(Collected data entries)
★ ★ ★ ★ ★
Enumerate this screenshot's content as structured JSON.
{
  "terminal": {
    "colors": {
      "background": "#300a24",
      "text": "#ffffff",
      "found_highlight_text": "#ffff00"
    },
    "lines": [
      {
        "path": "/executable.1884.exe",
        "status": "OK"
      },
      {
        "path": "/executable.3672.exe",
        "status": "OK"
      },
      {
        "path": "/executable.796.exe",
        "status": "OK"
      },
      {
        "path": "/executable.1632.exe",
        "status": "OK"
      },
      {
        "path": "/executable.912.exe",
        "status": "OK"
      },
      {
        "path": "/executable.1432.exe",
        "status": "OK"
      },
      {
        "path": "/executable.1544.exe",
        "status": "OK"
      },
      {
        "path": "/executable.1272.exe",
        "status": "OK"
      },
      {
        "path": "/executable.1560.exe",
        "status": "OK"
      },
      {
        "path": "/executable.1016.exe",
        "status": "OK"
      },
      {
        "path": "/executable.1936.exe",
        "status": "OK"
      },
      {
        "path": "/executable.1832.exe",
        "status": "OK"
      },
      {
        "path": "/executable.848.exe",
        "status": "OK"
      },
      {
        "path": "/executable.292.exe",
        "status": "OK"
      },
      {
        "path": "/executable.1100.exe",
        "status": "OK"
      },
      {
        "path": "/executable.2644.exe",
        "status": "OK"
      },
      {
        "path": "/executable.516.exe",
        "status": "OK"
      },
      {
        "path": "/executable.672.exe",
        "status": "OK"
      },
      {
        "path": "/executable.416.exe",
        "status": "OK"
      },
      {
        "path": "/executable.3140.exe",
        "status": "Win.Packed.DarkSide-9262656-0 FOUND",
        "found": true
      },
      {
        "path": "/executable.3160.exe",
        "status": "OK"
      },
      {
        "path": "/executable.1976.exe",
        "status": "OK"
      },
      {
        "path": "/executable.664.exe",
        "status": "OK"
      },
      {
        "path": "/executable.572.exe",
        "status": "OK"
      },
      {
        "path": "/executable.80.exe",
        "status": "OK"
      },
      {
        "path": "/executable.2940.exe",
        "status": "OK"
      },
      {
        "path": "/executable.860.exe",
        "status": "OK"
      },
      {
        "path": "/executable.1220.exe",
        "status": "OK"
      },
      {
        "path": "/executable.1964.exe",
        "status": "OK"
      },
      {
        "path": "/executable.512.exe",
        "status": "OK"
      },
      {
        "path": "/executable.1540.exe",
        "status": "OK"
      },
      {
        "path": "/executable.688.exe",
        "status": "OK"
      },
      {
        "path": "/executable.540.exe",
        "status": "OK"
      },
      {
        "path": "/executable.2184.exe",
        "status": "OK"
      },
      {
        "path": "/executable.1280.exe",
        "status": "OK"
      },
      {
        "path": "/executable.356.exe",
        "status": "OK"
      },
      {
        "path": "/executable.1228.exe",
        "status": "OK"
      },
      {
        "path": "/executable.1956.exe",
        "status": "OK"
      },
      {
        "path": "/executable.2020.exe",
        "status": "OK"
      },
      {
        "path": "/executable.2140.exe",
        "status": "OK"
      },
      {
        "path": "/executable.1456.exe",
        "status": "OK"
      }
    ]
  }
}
★ ★ ★ ★ ★
EXERCISE DESCRIPTION:
Output an exact copy of each record.

FINAL RESULT:
Enumerate this screenshot's content as structured JSON.
{
  "terminal": {
    "colors": {
      "background": "#300a24",
      "text": "#ffffff",
      "found_highlight_text": "#ffff00"
    },
    "lines": [
      {
        "path": "/executable.1884.exe",
        "status": "OK"
      },
      {
        "path": "/executable.3672.exe",
        "status": "OK"
      },
      {
        "path": "/executable.796.exe",
        "status": "OK"
      },
      {
        "path": "/executable.1632.exe",
        "status": "OK"
      },
      {
        "path": "/executable.912.exe",
        "status": "OK"
      },
      {
        "path": "/executable.1432.exe",
        "status": "OK"
      },
      {
        "path": "/executable.1544.exe",
        "status": "OK"
      },
      {
        "path": "/executable.1272.exe",
        "status": "OK"
      },
      {
        "path": "/executable.1560.exe",
        "status": "OK"
      },
      {
        "path": "/executable.1016.exe",
        "status": "OK"
      },
      {
        "path": "/executable.1936.exe",
        "status": "OK"
      },
      {
        "path": "/executable.1832.exe",
        "status": "OK"
      },
      {
        "path": "/executable.848.exe",
        "status": "OK"
      },
      {
        "path": "/executable.292.exe",
        "status": "OK"
      },
      {
        "path": "/executable.1100.exe",
        "status": "OK"
      },
      {
        "path": "/executable.2644.exe",
        "status": "OK"
      },
      {
        "path": "/executable.516.exe",
        "status": "OK"
      },
      {
        "path": "/executable.672.exe",
        "status": "OK"
      },
      {
        "path": "/executable.416.exe",
        "status": "OK"
      },
      {
        "path": "/executable.3140.exe",
        "status": "Win.Packed.DarkSide-9262656-0 FOUND",
        "found": true
      },
      {
        "path": "/executable.3160.exe",
        "status": "OK"
      },
      {
        "path": "/executable.1976.exe",
        "status": "OK"
      },
      {
        "path": "/executable.664.exe",
        "status": "OK"
      },
      {
        "path": "/executable.572.exe",
        "status": "OK"
      },
      {
        "path": "/executable.80.exe",
        "status": "OK"
      },
      {
        "path": "/executable.2940.exe",
        "status": "OK"
      },
      {
        "path": "/executable.860.exe",
        "status": "OK"
      },
      {
        "path": "/executable.1220.exe",
        "status": "OK"
      },
      {
        "path": "/executable.1964.exe",
        "status": "OK"
      },
      {
        "path": "/executable.512.exe",
        "status": "OK"
      },
      {
        "path": "/executable.1540.exe",
        "status": "OK"
      },
      {
        "path": "/executable.688.exe",
        "status": "OK"
      },
      {
        "path": "/executable.540.exe",
        "status": "OK"
      },
      {
        "path": "/executable.2184.exe",
        "status": "OK"
      },
      {
        "path": "/executable.1280.exe",
        "status": "OK"
      },
      {
        "path": "/executable.356.exe",
        "status": "OK"
      },
      {
        "path": "/executable.1228.exe",
        "status": "OK"
      },
      {
        "path": "/executable.1956.exe",
        "status": "OK"
      },
      {
        "path": "/executable.2020.exe",
        "status": "OK"
      },
      {
        "path": "/executable.2140.exe",
        "status": "OK"
      },
      {
        "path": "/executable.1456.exe",
        "status": "OK"
      }
    ]
  }
}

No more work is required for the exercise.